#### SHORT EXERCISE:
Search the data for the word "MEASUREMENTS" and copy every line where it occurs.

#### Data entries:
******************************
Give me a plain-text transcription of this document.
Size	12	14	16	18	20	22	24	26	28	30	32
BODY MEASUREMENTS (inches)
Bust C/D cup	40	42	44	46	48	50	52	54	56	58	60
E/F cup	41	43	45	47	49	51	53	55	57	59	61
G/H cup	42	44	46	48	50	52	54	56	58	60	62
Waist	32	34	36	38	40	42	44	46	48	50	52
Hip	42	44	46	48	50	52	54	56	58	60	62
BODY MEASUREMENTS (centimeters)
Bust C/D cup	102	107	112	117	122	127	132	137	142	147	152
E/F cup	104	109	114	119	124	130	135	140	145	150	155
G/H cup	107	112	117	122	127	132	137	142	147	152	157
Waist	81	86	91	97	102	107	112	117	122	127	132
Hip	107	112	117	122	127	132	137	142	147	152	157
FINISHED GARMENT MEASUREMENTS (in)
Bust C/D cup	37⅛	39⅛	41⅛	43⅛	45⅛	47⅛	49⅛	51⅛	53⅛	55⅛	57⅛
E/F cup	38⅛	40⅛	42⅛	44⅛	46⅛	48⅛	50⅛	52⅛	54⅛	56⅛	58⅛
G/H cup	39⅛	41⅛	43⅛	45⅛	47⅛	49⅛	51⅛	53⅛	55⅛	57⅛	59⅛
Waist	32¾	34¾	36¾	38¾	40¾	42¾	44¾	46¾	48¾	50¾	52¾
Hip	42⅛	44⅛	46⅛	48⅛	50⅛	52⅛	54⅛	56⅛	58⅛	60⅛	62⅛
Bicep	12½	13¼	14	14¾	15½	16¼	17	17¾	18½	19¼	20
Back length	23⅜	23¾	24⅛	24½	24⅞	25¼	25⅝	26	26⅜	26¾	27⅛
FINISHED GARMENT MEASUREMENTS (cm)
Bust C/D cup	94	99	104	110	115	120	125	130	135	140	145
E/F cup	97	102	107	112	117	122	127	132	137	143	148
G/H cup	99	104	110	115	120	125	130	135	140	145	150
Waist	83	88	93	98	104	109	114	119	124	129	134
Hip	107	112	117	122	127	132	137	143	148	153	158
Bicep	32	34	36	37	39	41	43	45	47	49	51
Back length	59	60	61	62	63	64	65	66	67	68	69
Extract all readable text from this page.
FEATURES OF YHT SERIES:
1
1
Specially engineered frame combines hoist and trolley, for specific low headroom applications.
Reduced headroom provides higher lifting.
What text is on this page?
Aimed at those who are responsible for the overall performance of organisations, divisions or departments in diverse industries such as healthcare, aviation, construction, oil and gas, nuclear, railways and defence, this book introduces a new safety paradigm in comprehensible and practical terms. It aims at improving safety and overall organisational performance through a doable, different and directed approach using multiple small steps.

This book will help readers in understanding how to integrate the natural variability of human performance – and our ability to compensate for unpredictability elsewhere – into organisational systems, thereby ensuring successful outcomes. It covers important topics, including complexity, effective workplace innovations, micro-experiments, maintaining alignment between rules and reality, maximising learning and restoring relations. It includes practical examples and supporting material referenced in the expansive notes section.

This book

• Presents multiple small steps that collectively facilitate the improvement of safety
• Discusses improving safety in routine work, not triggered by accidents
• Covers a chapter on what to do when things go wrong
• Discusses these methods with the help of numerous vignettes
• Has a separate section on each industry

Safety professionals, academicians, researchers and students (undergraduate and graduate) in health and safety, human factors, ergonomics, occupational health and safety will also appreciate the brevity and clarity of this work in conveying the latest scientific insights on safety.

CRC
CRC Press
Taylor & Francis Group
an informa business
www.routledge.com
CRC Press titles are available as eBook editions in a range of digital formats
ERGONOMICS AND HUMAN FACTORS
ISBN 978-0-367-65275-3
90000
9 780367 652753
******************************
#### SOLUTION BELOW:
BODY MEASUREMENTS (inches)
BODY MEASUREMENTS (centimeters)
FINISHED GARMENT MEASUREMENTS (in)
FINISHED GARMENT MEASUREMENTS (cm)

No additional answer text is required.